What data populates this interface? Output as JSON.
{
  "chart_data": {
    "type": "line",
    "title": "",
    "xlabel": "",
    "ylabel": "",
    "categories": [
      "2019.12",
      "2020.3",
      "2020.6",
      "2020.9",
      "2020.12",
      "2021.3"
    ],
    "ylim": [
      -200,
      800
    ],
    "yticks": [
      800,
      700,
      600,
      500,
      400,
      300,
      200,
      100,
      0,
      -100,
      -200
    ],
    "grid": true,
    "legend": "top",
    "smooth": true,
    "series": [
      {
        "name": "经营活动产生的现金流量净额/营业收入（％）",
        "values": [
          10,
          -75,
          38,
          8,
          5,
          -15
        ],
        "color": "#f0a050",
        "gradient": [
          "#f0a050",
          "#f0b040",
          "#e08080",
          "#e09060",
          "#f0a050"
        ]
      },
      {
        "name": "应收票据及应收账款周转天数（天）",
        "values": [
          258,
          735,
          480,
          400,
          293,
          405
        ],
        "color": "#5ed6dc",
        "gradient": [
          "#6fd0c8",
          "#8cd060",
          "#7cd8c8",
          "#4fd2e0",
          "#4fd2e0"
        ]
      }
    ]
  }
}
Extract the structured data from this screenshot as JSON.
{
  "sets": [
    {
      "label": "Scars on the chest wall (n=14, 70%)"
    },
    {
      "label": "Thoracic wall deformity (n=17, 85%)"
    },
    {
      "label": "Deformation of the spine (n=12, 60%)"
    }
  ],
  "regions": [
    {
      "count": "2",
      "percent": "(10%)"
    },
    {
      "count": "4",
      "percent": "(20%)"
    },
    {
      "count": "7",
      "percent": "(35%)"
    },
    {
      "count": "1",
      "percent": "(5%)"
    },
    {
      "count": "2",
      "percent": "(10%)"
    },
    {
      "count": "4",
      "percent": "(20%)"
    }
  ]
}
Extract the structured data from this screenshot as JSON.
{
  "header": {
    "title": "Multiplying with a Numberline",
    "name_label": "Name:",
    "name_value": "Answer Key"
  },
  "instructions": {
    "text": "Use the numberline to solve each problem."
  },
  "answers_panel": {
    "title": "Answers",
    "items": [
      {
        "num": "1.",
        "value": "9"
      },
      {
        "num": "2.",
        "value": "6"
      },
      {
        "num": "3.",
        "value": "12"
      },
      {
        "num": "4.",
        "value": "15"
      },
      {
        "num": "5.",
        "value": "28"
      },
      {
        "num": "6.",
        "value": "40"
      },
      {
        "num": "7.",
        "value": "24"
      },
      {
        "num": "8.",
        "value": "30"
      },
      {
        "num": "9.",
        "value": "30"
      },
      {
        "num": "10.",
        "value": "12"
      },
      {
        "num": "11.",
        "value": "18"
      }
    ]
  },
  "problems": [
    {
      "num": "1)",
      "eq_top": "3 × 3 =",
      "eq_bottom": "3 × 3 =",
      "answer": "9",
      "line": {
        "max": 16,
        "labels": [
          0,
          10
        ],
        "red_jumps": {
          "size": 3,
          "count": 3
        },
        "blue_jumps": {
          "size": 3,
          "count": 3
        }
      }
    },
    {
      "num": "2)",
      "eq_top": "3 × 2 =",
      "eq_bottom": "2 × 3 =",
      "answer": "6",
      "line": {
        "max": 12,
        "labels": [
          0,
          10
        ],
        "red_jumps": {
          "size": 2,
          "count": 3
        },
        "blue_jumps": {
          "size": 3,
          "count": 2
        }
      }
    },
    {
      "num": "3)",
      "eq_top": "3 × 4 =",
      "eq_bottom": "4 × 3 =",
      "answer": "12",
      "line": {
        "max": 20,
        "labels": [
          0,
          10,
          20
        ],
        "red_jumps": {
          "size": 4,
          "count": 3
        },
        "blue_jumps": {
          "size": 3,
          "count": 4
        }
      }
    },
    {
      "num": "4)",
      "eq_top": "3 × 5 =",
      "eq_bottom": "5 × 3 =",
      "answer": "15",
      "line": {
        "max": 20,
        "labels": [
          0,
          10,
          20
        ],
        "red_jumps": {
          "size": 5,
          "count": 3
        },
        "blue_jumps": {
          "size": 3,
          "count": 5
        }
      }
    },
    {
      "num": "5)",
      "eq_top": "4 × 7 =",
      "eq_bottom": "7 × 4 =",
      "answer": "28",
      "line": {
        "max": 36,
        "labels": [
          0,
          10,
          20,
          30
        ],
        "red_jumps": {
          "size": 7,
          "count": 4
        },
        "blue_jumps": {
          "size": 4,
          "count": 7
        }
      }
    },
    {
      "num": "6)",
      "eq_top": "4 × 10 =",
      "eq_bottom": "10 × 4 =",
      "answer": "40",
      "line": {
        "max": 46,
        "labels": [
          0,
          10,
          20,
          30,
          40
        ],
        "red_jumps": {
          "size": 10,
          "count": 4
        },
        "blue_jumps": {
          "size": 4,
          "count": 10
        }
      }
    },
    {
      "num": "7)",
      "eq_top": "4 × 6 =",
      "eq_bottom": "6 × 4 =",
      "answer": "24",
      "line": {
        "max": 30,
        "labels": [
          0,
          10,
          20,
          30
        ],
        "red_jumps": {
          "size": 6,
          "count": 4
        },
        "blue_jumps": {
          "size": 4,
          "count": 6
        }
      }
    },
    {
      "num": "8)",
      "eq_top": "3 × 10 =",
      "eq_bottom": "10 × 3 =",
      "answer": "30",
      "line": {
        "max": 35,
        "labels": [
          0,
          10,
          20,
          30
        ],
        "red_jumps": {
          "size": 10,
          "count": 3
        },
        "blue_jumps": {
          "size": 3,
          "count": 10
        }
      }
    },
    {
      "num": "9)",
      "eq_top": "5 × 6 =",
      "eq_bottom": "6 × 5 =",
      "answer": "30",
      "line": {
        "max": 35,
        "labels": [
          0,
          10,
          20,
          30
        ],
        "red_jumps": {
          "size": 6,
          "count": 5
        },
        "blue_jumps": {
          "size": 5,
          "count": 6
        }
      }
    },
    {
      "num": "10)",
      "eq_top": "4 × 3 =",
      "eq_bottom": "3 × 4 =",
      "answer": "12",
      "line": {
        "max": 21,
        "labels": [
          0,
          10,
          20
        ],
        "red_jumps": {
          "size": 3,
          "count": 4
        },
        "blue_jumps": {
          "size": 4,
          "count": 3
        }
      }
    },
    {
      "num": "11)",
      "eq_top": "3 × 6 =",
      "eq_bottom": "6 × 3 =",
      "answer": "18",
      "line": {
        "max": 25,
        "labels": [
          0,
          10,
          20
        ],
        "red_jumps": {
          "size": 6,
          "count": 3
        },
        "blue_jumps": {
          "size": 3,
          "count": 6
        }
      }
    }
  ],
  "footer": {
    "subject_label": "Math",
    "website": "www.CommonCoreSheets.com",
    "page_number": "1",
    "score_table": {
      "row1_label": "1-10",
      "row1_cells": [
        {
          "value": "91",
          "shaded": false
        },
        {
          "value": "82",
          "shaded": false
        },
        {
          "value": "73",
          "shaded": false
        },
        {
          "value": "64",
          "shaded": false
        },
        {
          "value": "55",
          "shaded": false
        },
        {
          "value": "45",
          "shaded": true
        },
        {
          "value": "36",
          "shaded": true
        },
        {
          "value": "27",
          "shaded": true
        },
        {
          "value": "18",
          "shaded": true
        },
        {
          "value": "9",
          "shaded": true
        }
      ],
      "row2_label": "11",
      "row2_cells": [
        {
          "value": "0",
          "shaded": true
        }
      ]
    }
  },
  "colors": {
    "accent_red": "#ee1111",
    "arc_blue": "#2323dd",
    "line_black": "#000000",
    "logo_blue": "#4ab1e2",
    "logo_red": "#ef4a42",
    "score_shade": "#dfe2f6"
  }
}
__________
*Exercise aim:* Produce an exact copy of the whole listing.

*Exercise output:*
What data populates this interface? Output as JSON.
{
  "chart_data": {
    "type": "line",
    "title": "",
    "xlabel": "",
    "ylabel": "",
    "categories": [
      "2019.12",
      "2020.3",
      "2020.6",
      "2020.9",
      "2020.12",
      "2021.3"
    ],
    "ylim": [
      -200,
      800
    ],
    "yticks": [
      800,
      700,
      600,
      500,
      400,
      300,
      200,
      100,
      0,
      -100,
      -200
    ],
    "grid": true,
    "legend": "top",
    "smooth": true,
    "series": [
      {
        "name": "经营活动产生的现金流量净额/营业收入（％）",
        "values": [
          10,
          -75,
          38,
          8,
          5,
          -15
        ],
        "color": "#f0a050",
        "gradient": [
          "#f0a050",
          "#f0b040",
          "#e08080",
          "#e09060",
          "#f0a050"
        ]
      },
      {
        "name": "应收票据及应收账款周转天数（天）",
        "values": [
          258,
          735,
          480,
          400,
          293,
          405
        ],
        "color": "#5ed6dc",
        "gradient": [
          "#6fd0c8",
          "#8cd060",
          "#7cd8c8",
          "#4fd2e0",
          "#4fd2e0"
        ]
      }
    ]
  }
}
Extract the structured data from this screenshot as JSON.
{
  "sets": [
    {
      "label": "Scars on the chest wall (n=14, 70%)"
    },
    {
      "label": "Thoracic wall deformity (n=17, 85%)"
    },
    {
      "label": "Deformation of the spine (n=12, 60%)"
    }
  ],
  "regions": [
    {
      "count": "2",
      "percent": "(10%)"
    },
    {
      "count": "4",
      "percent": "(20%)"
    },
    {
      "count": "7",
      "percent": "(35%)"
    },
    {
      "count": "1",
      "percent": "(5%)"
    },
    {
      "count": "2",
      "percent": "(10%)"
    },
    {
      "count": "4",
      "percent": "(20%)"
    }
  ]
}
Extract the structured data from this screenshot as JSON.
{
  "header": {
    "title": "Multiplying with a Numberline",
    "name_label": "Name:",
    "name_value": "Answer Key"
  },
  "instructions": {
    "text": "Use the numberline to solve each problem."
  },
  "answers_panel": {
    "title": "Answers",
    "items": [
      {
        "num": "1.",
        "value": "9"
      },
      {
        "num": "2.",
        "value": "6"
      },
      {
        "num": "3.",
        "value": "12"
      },
      {
        "num": "4.",
        "value": "15"
      },
      {
        "num": "5.",
        "value": "28"
      },
      {
        "num": "6.",
        "value": "40"
      },
      {
        "num": "7.",
        "value": "24"
      },
      {
        "num": "8.",
        "value": "30"
      },
      {
        "num": "9.",
        "value": "30"
      },
      {
        "num": "10.",
        "value": "12"
      },
      {
        "num": "11.",
        "value": "18"
      }
    ]
  },
  "problems": [
    {
      "num": "1)",
      "eq_top": "3 × 3 =",
      "eq_bottom": "3 × 3 =",
      "answer": "9",
      "line": {
        "max": 16,
        "labels": [
          0,
          10
        ],
        "red_jumps": {
          "size": 3,
          "count": 3
        },
        "blue_jumps": {
          "size": 3,
          "count": 3
        }
      }
    },
    {
      "num": "2)",
      "eq_top": "3 × 2 =",
      "eq_bottom": "2 × 3 =",
      "answer": "6",
      "line": {
        "max": 12,
        "labels": [
          0,
          10
        ],
        "red_jumps": {
          "size": 2,
          "count": 3
        },
        "blue_jumps": {
          "size": 3,
          "count": 2
        }
      }
    },
    {
      "num": "3)",
      "eq_top": "3 × 4 =",
      "eq_bottom": "4 × 3 =",
      "answer": "12",
      "line": {
        "max": 20,
        "labels": [
          0,
          10,
          20
        ],
        "red_jumps": {
          "size": 4,
          "count": 3
        },
        "blue_jumps": {
          "size": 3,
          "count": 4
        }
      }
    },
    {
      "num": "4)",
      "eq_top": "3 × 5 =",
      "eq_bottom": "5 × 3 =",
      "answer": "15",
      "line": {
        "max": 20,
        "labels": [
          0,
          10,
          20
        ],
        "red_jumps": {
          "size": 5,
          "count": 3
        },
        "blue_jumps": {
          "size": 3,
          "count": 5
        }
      }
    },
    {
      "num": "5)",
      "eq_top": "4 × 7 =",
      "eq_bottom": "7 × 4 =",
      "answer": "28",
      "line": {
        "max": 36,
        "labels": [
          0,
          10,
          20,
          30
        ],
        "red_jumps": {
          "size": 7,
          "count": 4
        },
        "blue_jumps": {
          "size": 4,
          "count": 7
        }
      }
    },
    {
      "num": "6)",
      "eq_top": "4 × 10 =",
      "eq_bottom": "10 × 4 =",
      "answer": "40",
      "line": {
        "max": 46,
        "labels": [
          0,
          10,
          20,
          30,
          40
        ],
        "red_jumps": {
          "size": 10,
          "count": 4
        },
        "blue_jumps": {
          "size": 4,
          "count": 10
        }
      }
    },
    {
      "num": "7)",
      "eq_top": "4 × 6 =",
      "eq_bottom": "6 × 4 =",
      "answer": "24",
      "line": {
        "max": 30,
        "labels": [
          0,
          10,
          20,
          30
        ],
        "red_jumps": {
          "size": 6,
          "count": 4
        },
        "blue_jumps": {
          "size": 4,
          "count": 6
        }
      }
    },
    {
      "num": "8)",
      "eq_top": "3 × 10 =",
      "eq_bottom": "10 × 3 =",
      "answer": "30",
      "line": {
        "max": 35,
        "labels": [
          0,
          10,
          20,
          30
        ],
        "red_jumps": {
          "size": 10,
          "count": 3
        },
        "blue_jumps": {
          "size": 3,
          "count": 10
        }
      }
    },
    {
      "num": "9)",
      "eq_top": "5 × 6 =",
      "eq_bottom": "6 × 5 =",
      "answer": "30",
      "line": {
        "max": 35,
        "labels": [
          0,
          10,
          20,
          30
        ],
        "red_jumps": {
          "size": 6,
          "count": 5
        },
        "blue_jumps": {
          "size": 5,
          "count": 6
        }
      }
    },
    {
      "num": "10)",
      "eq_top": "4 × 3 =",
      "eq_bottom": "3 × 4 =",
      "answer": "12",
      "line": {
        "max": 21,
        "labels": [
          0,
          10,
          20
        ],
        "red_jumps": {
          "size": 3,
          "count": 4
        },
        "blue_jumps": {
          "size": 4,
          "count": 3
        }
      }
    },
    {
      "num": "11)",
      "eq_top": "3 × 6 =",
      "eq_bottom": "6 × 3 =",
      "answer": "18",
      "line": {
        "max": 25,
        "labels": [
          0,
          10,
          20
        ],
        "red_jumps": {
          "size": 6,
          "count": 3
        },
        "blue_jumps": {
          "size": 3,
          "count": 6
        }
      }
    }
  ],
  "footer": {
    "subject_label": "Math",
    "website": "www.CommonCoreSheets.com",
    "page_number": "1",
    "score_table": {
      "row1_label": "1-10",
      "row1_cells": [
        {
          "value": "91",
          "shaded": false
        },
        {
          "value": "82",
          "shaded": false
        },
        {
          "value": "73",
          "shaded": false
        },
        {
          "value": "64",
          "shaded": false
        },
        {
          "value": "55",
          "shaded": false
        },
        {
          "value": "45",
          "shaded": true
        },
        {
          "value": "36",
          "shaded": true
        },
        {
          "value": "27",
          "shaded": true
        },
        {
          "value": "18",
          "shaded": true
        },
        {
          "value": "9",
          "shaded": true
        }
      ],
      "row2_label": "11",
      "row2_cells": [
        {
          "value": "0",
          "shaded": true
        }
      ]
    }
  },
  "colors": {
    "accent_red": "#ee1111",
    "arc_blue": "#2323dd",
    "line_black": "#000000",
    "logo_blue": "#4ab1e2",
    "logo_red": "#ef4a42",
    "score_shade": "#dfe2f6"
  }
}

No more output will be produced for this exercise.